[start Material provided]

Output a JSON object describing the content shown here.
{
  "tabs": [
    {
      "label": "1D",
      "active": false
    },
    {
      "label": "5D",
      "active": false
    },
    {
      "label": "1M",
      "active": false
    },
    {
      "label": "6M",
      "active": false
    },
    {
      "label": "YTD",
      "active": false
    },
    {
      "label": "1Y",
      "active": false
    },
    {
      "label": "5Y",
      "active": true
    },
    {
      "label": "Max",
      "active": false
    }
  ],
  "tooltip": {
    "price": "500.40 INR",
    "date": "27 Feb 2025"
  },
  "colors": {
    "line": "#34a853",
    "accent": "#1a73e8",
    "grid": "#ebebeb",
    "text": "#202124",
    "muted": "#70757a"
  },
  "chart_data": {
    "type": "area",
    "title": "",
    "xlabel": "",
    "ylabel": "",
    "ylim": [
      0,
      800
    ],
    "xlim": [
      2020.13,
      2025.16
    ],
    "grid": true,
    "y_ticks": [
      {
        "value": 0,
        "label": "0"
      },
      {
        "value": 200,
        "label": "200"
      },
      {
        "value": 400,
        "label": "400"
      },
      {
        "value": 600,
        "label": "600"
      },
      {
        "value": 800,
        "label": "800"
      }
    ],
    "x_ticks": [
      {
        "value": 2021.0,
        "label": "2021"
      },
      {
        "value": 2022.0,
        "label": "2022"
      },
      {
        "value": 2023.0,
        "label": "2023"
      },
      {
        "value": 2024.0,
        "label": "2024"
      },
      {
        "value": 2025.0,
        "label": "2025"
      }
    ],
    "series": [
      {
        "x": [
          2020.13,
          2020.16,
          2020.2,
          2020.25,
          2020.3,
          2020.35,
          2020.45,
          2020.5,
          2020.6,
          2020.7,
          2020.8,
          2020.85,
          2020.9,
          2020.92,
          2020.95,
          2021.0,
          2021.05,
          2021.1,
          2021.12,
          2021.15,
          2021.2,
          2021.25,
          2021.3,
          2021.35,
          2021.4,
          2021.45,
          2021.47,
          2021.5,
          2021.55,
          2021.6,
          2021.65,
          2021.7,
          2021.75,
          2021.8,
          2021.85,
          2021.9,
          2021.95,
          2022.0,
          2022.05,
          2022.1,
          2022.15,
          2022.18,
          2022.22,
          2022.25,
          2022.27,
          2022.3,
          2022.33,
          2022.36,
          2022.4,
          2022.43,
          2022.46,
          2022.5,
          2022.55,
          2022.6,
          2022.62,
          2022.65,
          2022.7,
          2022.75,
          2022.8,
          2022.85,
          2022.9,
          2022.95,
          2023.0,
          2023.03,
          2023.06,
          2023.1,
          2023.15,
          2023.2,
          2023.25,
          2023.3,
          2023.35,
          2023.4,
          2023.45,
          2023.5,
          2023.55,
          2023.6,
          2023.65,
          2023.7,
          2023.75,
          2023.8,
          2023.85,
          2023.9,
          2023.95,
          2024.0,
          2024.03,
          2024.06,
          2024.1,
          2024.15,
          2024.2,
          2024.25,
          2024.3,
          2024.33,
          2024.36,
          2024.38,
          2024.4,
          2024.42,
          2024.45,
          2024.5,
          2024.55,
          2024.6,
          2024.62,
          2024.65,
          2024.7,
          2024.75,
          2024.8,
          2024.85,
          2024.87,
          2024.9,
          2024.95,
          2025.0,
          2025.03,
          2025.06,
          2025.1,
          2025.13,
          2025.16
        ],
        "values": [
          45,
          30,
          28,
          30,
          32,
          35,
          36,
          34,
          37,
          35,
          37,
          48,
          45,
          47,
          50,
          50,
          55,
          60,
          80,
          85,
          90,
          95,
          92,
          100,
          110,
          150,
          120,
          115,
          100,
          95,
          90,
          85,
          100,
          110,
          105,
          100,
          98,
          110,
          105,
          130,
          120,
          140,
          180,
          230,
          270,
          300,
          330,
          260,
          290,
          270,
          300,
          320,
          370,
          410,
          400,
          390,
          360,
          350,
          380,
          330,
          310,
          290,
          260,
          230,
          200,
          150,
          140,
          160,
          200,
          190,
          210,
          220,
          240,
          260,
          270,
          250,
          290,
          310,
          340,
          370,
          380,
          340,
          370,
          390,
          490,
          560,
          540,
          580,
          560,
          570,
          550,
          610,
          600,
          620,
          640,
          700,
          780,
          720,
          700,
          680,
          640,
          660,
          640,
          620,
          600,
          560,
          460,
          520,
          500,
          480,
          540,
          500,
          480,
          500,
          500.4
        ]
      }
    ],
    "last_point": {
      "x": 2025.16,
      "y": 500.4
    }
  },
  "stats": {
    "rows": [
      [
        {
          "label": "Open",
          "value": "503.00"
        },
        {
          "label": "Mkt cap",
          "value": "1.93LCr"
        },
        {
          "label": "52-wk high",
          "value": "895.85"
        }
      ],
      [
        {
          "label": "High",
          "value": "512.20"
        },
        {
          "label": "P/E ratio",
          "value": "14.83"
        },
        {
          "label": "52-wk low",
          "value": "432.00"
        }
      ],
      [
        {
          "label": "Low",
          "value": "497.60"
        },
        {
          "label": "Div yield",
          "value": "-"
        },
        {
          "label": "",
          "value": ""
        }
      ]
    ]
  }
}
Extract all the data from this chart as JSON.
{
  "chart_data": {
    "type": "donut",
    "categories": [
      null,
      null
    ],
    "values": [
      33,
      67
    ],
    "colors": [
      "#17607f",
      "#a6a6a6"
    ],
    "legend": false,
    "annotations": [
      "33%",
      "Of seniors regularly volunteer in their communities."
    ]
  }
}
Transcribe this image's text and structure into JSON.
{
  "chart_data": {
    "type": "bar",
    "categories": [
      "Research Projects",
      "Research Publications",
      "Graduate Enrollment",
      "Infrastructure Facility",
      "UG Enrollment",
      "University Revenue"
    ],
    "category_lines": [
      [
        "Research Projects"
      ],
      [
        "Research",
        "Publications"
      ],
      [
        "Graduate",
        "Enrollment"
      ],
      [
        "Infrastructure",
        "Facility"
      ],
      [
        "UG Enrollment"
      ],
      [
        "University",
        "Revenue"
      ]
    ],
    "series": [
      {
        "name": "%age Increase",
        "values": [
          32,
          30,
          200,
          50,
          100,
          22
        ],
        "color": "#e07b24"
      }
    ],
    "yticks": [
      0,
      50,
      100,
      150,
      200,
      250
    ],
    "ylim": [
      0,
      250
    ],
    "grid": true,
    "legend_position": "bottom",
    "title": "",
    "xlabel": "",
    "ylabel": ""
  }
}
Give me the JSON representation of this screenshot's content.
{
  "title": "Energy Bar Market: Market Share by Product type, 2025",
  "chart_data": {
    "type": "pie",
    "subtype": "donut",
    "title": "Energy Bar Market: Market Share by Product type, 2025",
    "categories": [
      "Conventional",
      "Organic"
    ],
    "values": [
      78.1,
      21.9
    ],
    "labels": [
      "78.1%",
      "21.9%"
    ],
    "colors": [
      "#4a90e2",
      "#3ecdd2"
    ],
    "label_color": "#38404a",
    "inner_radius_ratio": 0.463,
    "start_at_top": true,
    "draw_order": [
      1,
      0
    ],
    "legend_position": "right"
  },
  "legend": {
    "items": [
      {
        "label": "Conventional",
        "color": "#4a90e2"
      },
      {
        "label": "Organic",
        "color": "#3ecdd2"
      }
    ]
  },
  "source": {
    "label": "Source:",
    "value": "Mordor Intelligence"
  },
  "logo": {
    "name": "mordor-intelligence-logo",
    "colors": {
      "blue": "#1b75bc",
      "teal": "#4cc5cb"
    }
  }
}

[end Material provided]

Each record above should be repeated exactly as it appears.

* [Expected answer]
Output a JSON object describing the content shown here.
{
  "tabs": [
    {
      "label": "1D",
      "active": false
    },
    {
      "label": "5D",
      "active": false
    },
    {
      "label": "1M",
      "active": false
    },
    {
      "label": "6M",
      "active": false
    },
    {
      "label": "YTD",
      "active": false
    },
    {
      "label": "1Y",
      "active": false
    },
    {
      "label": "5Y",
      "active": true
    },
    {
      "label": "Max",
      "active": false
    }
  ],
  "tooltip": {
    "price": "500.40 INR",
    "date": "27 Feb 2025"
  },
  "colors": {
    "line": "#34a853",
    "accent": "#1a73e8",
    "grid": "#ebebeb",
    "text": "#202124",
    "muted": "#70757a"
  },
  "chart_data": {
    "type": "area",
    "title": "",
    "xlabel": "",
    "ylabel": "",
    "ylim": [
      0,
      800
    ],
    "xlim": [
      2020.13,
      2025.16
    ],
    "grid": true,
    "y_ticks": [
      {
        "value": 0,
        "label": "0"
      },
      {
        "value": 200,
        "label": "200"
      },
      {
        "value": 400,
        "label": "400"
      },
      {
        "value": 600,
        "label": "600"
      },
      {
        "value": 800,
        "label": "800"
      }
    ],
    "x_ticks": [
      {
        "value": 2021.0,
        "label": "2021"
      },
      {
        "value": 2022.0,
        "label": "2022"
      },
      {
        "value": 2023.0,
        "label": "2023"
      },
      {
        "value": 2024.0,
        "label": "2024"
      },
      {
        "value": 2025.0,
        "label": "2025"
      }
    ],
    "series": [
      {
        "x": [
          2020.13,
          2020.16,
          2020.2,
          2020.25,
          2020.3,
          2020.35,
          2020.45,
          2020.5,
          2020.6,
          2020.7,
          2020.8,
          2020.85,
          2020.9,
          2020.92,
          2020.95,
          2021.0,
          2021.05,
          2021.1,
          2021.12,
          2021.15,
          2021.2,
          2021.25,
          2021.3,
          2021.35,
          2021.4,
          2021.45,
          2021.47,
          2021.5,
          2021.55,
          2021.6,
          2021.65,
          2021.7,
          2021.75,
          2021.8,
          2021.85,
          2021.9,
          2021.95,
          2022.0,
          2022.05,
          2022.1,
          2022.15,
          2022.18,
          2022.22,
          2022.25,
          2022.27,
          2022.3,
          2022.33,
          2022.36,
          2022.4,
          2022.43,
          2022.46,
          2022.5,
          2022.55,
          2022.6,
          2022.62,
          2022.65,
          2022.7,
          2022.75,
          2022.8,
          2022.85,
          2022.9,
          2022.95,
          2023.0,
          2023.03,
          2023.06,
          2023.1,
          2023.15,
          2023.2,
          2023.25,
          2023.3,
          2023.35,
          2023.4,
          2023.45,
          2023.5,
          2023.55,
          2023.6,
          2023.65,
          2023.7,
          2023.75,
          2023.8,
          2023.85,
          2023.9,
          2023.95,
          2024.0,
          2024.03,
          2024.06,
          2024.1,
          2024.15,
          2024.2,
          2024.25,
          2024.3,
          2024.33,
          2024.36,
          2024.38,
          2024.4,
          2024.42,
          2024.45,
          2024.5,
          2024.55,
          2024.6,
          2024.62,
          2024.65,
          2024.7,
          2024.75,
          2024.8,
          2024.85,
          2024.87,
          2024.9,
          2024.95,
          2025.0,
          2025.03,
          2025.06,
          2025.1,
          2025.13,
          2025.16
        ],
        "values": [
          45,
          30,
          28,
          30,
          32,
          35,
          36,
          34,
          37,
          35,
          37,
          48,
          45,
          47,
          50,
          50,
          55,
          60,
          80,
          85,
          90,
          95,
          92,
          100,
          110,
          150,
          120,
          115,
          100,
          95,
          90,
          85,
          100,
          110,
          105,
          100,
          98,
          110,
          105,
          130,
          120,
          140,
          180,
          230,
          270,
          300,
          330,
          260,
          290,
          270,
          300,
          320,
          370,
          410,
          400,
          390,
          360,
          350,
          380,
          330,
          310,
          290,
          260,
          230,
          200,
          150,
          140,
          160,
          200,
          190,
          210,
          220,
          240,
          260,
          270,
          250,
          290,
          310,
          340,
          370,
          380,
          340,
          370,
          390,
          490,
          560,
          540,
          580,
          560,
          570,
          550,
          610,
          600,
          620,
          640,
          700,
          780,
          720,
          700,
          680,
          640,
          660,
          640,
          620,
          600,
          560,
          460,
          520,
          500,
          480,
          540,
          500,
          480,
          500,
          500.4
        ]
      }
    ],
    "last_point": {
      "x": 2025.16,
      "y": 500.4
    }
  },
  "stats": {
    "rows": [
      [
        {
          "label": "Open",
          "value": "503.00"
        },
        {
          "label": "Mkt cap",
          "value": "1.93LCr"
        },
        {
          "label": "52-wk high",
          "value": "895.85"
        }
      ],
      [
        {
          "label": "High",
          "value": "512.20"
        },
        {
          "label": "P/E ratio",
          "value": "14.83"
        },
        {
          "label": "52-wk low",
          "value": "432.00"
        }
      ],
      [
        {
          "label": "Low",
          "value": "497.60"
        },
        {
          "label": "Div yield",
          "value": "-"
        },
        {
          "label": "",
          "value": ""
        }
      ]
    ]
  }
}
Extract all the data from this chart as JSON.
{
  "chart_data": {
    "type": "donut",
    "categories": [
      null,
      null
    ],
    "values": [
      33,
      67
    ],
    "colors": [
      "#17607f",
      "#a6a6a6"
    ],
    "legend": false,
    "annotations": [
      "33%",
      "Of seniors regularly volunteer in their communities."
    ]
  }
}
Transcribe this image's text and structure into JSON.
{
  "chart_data": {
    "type": "bar",
    "categories": [
      "Research Projects",
      "Research Publications",
      "Graduate Enrollment",
      "Infrastructure Facility",
      "UG Enrollment",
      "University Revenue"
    ],
    "category_lines": [
      [
        "Research Projects"
      ],
      [
        "Research",
        "Publications"
      ],
      [
        "Graduate",
        "Enrollment"
      ],
      [
        "Infrastructure",
        "Facility"
      ],
      [
        "UG Enrollment"
      ],
      [
        "University",
        "Revenue"
      ]
    ],
    "series": [
      {
        "name": "%age Increase",
        "values": [
          32,
          30,
          200,
          50,
          100,
          22
        ],
        "color": "#e07b24"
      }
    ],
    "yticks": [
      0,
      50,
      100,
      150,
      200,
      250
    ],
    "ylim": [
      0,
      250
    ],
    "grid": true,
    "legend_position": "bottom",
    "title": "",
    "xlabel": "",
    "ylabel": ""
  }
}
Give me the JSON representation of this screenshot's content.
{
  "title": "Energy Bar Market: Market Share by Product type, 2025",
  "chart_data": {
    "type": "pie",
    "subtype": "donut",
    "title": "Energy Bar Market: Market Share by Product type, 2025",
    "categories": [
      "Conventional",
      "Organic"
    ],
    "values": [
      78.1,
      21.9
    ],
    "labels": [
      "78.1%",
      "21.9%"
    ],
    "colors": [
      "#4a90e2",
      "#3ecdd2"
    ],
    "label_color": "#38404a",
    "inner_radius_ratio": 0.463,
    "start_at_top": true,
    "draw_order": [
      1,
      0
    ],
    "legend_position": "right"
  },
  "legend": {
    "items": [
      {
        "label": "Conventional",
        "color": "#4a90e2"
      },
      {
        "label": "Organic",
        "color": "#3ecdd2"
      }
    ]
  },
  "source": {
    "label": "Source:",
    "value": "Mordor Intelligence"
  },
  "logo": {
    "name": "mordor-intelligence-logo",
    "colors": {
      "blue": "#1b75bc",
      "teal": "#4cc5cb"
    }
  }
}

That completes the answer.